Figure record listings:
-------------------------

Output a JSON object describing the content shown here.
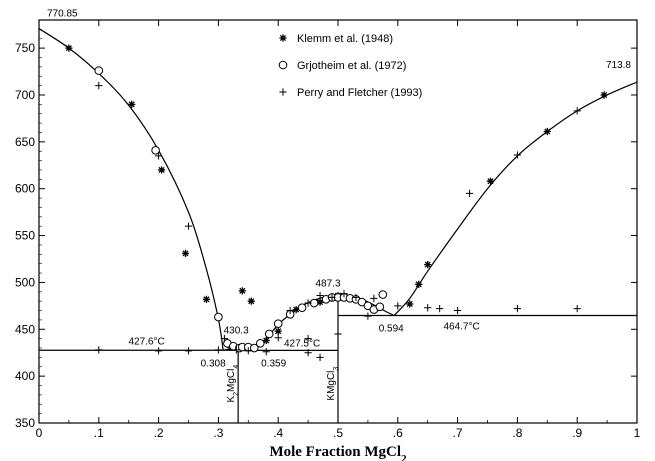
{
  "chart_data": {
    "type": "scatter",
    "title": "",
    "xlabel": "Mole Fraction MgCl",
    "xlabel_sub": "2",
    "ylabel": "",
    "xlim": [
      0,
      1
    ],
    "ylim": [
      350,
      780
    ],
    "grid": false,
    "legend_position": "top-center",
    "x_ticks": [
      {
        "value": 0,
        "label": "0"
      },
      {
        "value": 0.1,
        "label": ".1"
      },
      {
        "value": 0.2,
        "label": ".2"
      },
      {
        "value": 0.3,
        "label": ".3"
      },
      {
        "value": 0.4,
        "label": ".4"
      },
      {
        "value": 0.5,
        "label": ".5"
      },
      {
        "value": 0.6,
        "label": ".6"
      },
      {
        "value": 0.7,
        "label": ".7"
      },
      {
        "value": 0.8,
        "label": ".8"
      },
      {
        "value": 0.9,
        "label": ".9"
      },
      {
        "value": 1,
        "label": "1"
      }
    ],
    "y_ticks": [
      {
        "value": 350,
        "label": "350"
      },
      {
        "value": 400,
        "label": "400"
      },
      {
        "value": 450,
        "label": "450"
      },
      {
        "value": 500,
        "label": "500"
      },
      {
        "value": 550,
        "label": "550"
      },
      {
        "value": 600,
        "label": "600"
      },
      {
        "value": 650,
        "label": "650"
      },
      {
        "value": 700,
        "label": "700"
      },
      {
        "value": 750,
        "label": "750"
      }
    ],
    "series": [
      {
        "name": "Klemm et al. (1948)",
        "marker": "asterisk",
        "points": [
          [
            0.05,
            750
          ],
          [
            0.155,
            690
          ],
          [
            0.205,
            620
          ],
          [
            0.245,
            531
          ],
          [
            0.28,
            482
          ],
          [
            0.32,
            431
          ],
          [
            0.335,
            430
          ],
          [
            0.34,
            491
          ],
          [
            0.355,
            480
          ],
          [
            0.38,
            438
          ],
          [
            0.4,
            448
          ],
          [
            0.43,
            471
          ],
          [
            0.47,
            479
          ],
          [
            0.5,
            486
          ],
          [
            0.51,
            484
          ],
          [
            0.56,
            472
          ],
          [
            0.62,
            477
          ],
          [
            0.635,
            498
          ],
          [
            0.65,
            519
          ],
          [
            0.755,
            608
          ],
          [
            0.85,
            661
          ],
          [
            0.945,
            700
          ]
        ]
      },
      {
        "name": "Grjotheim et al. (1972)",
        "marker": "circle",
        "points": [
          [
            0.1,
            726
          ],
          [
            0.195,
            641
          ],
          [
            0.3,
            463
          ],
          [
            0.315,
            435
          ],
          [
            0.325,
            432
          ],
          [
            0.335,
            430
          ],
          [
            0.34,
            431
          ],
          [
            0.35,
            431
          ],
          [
            0.36,
            430
          ],
          [
            0.37,
            435
          ],
          [
            0.385,
            445
          ],
          [
            0.4,
            456
          ],
          [
            0.42,
            466
          ],
          [
            0.44,
            473
          ],
          [
            0.46,
            478
          ],
          [
            0.48,
            482
          ],
          [
            0.49,
            484
          ],
          [
            0.5,
            484
          ],
          [
            0.51,
            484
          ],
          [
            0.52,
            483
          ],
          [
            0.53,
            482
          ],
          [
            0.54,
            479
          ],
          [
            0.55,
            475
          ],
          [
            0.56,
            471
          ],
          [
            0.57,
            474
          ],
          [
            0.575,
            487
          ]
        ]
      },
      {
        "name": "Perry and Fletcher (1993)",
        "marker": "plus",
        "points": [
          [
            0.1,
            710
          ],
          [
            0.2,
            635
          ],
          [
            0.25,
            560
          ],
          [
            0.1,
            428
          ],
          [
            0.2,
            427
          ],
          [
            0.25,
            427
          ],
          [
            0.3,
            428
          ],
          [
            0.31,
            440
          ],
          [
            0.33,
            428
          ],
          [
            0.35,
            427
          ],
          [
            0.38,
            426
          ],
          [
            0.4,
            441
          ],
          [
            0.42,
            470
          ],
          [
            0.45,
            478
          ],
          [
            0.47,
            486
          ],
          [
            0.49,
            484
          ],
          [
            0.51,
            488
          ],
          [
            0.53,
            484
          ],
          [
            0.56,
            483
          ],
          [
            0.6,
            475
          ],
          [
            0.65,
            473
          ],
          [
            0.67,
            472
          ],
          [
            0.7,
            470
          ],
          [
            0.72,
            595
          ],
          [
            0.8,
            636
          ],
          [
            0.8,
            472
          ],
          [
            0.9,
            683
          ],
          [
            0.9,
            472
          ],
          [
            0.45,
            440
          ],
          [
            0.5,
            445
          ],
          [
            0.55,
            464
          ],
          [
            0.45,
            425
          ],
          [
            0.47,
            420
          ]
        ]
      }
    ],
    "curves": {
      "liquidus_left": [
        [
          0,
          770.85
        ],
        [
          0.05,
          750
        ],
        [
          0.1,
          723
        ],
        [
          0.15,
          689
        ],
        [
          0.2,
          641
        ],
        [
          0.25,
          575
        ],
        [
          0.28,
          514
        ],
        [
          0.3,
          461
        ],
        [
          0.308,
          427.6
        ]
      ],
      "liquidus_mid": [
        [
          0.308,
          427.6
        ],
        [
          0.32,
          429
        ],
        [
          0.333,
          430.3
        ],
        [
          0.345,
          429
        ],
        [
          0.359,
          427.5
        ]
      ],
      "liquidus_k_mgcl3": [
        [
          0.359,
          427.5
        ],
        [
          0.38,
          440
        ],
        [
          0.4,
          455
        ],
        [
          0.42,
          466
        ],
        [
          0.44,
          475
        ],
        [
          0.46,
          481
        ],
        [
          0.48,
          485
        ],
        [
          0.5,
          487.3
        ],
        [
          0.52,
          486
        ],
        [
          0.54,
          482
        ],
        [
          0.56,
          476
        ],
        [
          0.58,
          469
        ],
        [
          0.594,
          464.7
        ]
      ],
      "liquidus_right": [
        [
          0.594,
          464.7
        ],
        [
          0.62,
          483
        ],
        [
          0.65,
          512
        ],
        [
          0.7,
          557
        ],
        [
          0.75,
          600
        ],
        [
          0.8,
          635
        ],
        [
          0.85,
          661
        ],
        [
          0.9,
          683
        ],
        [
          0.95,
          700
        ],
        [
          1.0,
          713.8
        ]
      ],
      "eutectic_1": [
        [
          0,
          427.6
        ],
        [
          0.333,
          427.6
        ]
      ],
      "eutectic_2": [
        [
          0.333,
          427.5
        ],
        [
          0.5,
          427.5
        ]
      ],
      "eutectic_3": [
        [
          0.5,
          464.7
        ],
        [
          1.0,
          464.7
        ]
      ],
      "compound_k2mgcl4": [
        [
          0.333,
          350
        ],
        [
          0.333,
          430.3
        ]
      ],
      "compound_kmgcl3": [
        [
          0.5,
          350
        ],
        [
          0.5,
          487.3
        ]
      ]
    },
    "annotations": [
      {
        "text": "770.85",
        "x": 0.0,
        "y": 770.85,
        "anchor": "start",
        "dx": 8,
        "dy": -12
      },
      {
        "text": "713.8",
        "x": 1.0,
        "y": 713.8,
        "anchor": "end",
        "dx": -6,
        "dy": -14
      },
      {
        "text": "487.3",
        "x": 0.5,
        "y": 487.3,
        "anchor": "middle",
        "dx": -10,
        "dy": -8
      },
      {
        "text": "430.3",
        "x": 0.333,
        "y": 430.3,
        "anchor": "middle",
        "dx": -2,
        "dy": -14
      },
      {
        "text": "427.6°C",
        "x": 0.2,
        "y": 427.6,
        "anchor": "middle",
        "dx": -12,
        "dy": -6
      },
      {
        "text": "427.5°C",
        "x": 0.45,
        "y": 427.5,
        "anchor": "middle",
        "dx": -6,
        "dy": -4
      },
      {
        "text": "464.7°C",
        "x": 0.71,
        "y": 464.7,
        "anchor": "middle",
        "dx": -2,
        "dy": 14
      },
      {
        "text": "0.308",
        "x": 0.308,
        "y": 427.6,
        "anchor": "middle",
        "dx": -10,
        "dy": 16
      },
      {
        "text": "0.359",
        "x": 0.359,
        "y": 427.5,
        "anchor": "middle",
        "dx": 20,
        "dy": 16
      },
      {
        "text": "0.594",
        "x": 0.594,
        "y": 464.7,
        "anchor": "middle",
        "dx": -3,
        "dy": 16
      }
    ],
    "compound_labels": [
      {
        "text": "K",
        "sub": "2",
        "text2": "MgCl",
        "sub2": "4",
        "x": 0.333,
        "y": 392
      },
      {
        "text": "KMgCl",
        "sub": "3",
        "text2": "",
        "sub2": "",
        "x": 0.5,
        "y": 392
      }
    ]
  }
}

-------------------------

| CHALLENGE |
Return every line containing "name".

| CORRECT OUTPUT |
        "name": "Klemm et al. (1948)",
        "name": "Grjotheim et al. (1972)",
        "name": "Perry and Fletcher (1993)",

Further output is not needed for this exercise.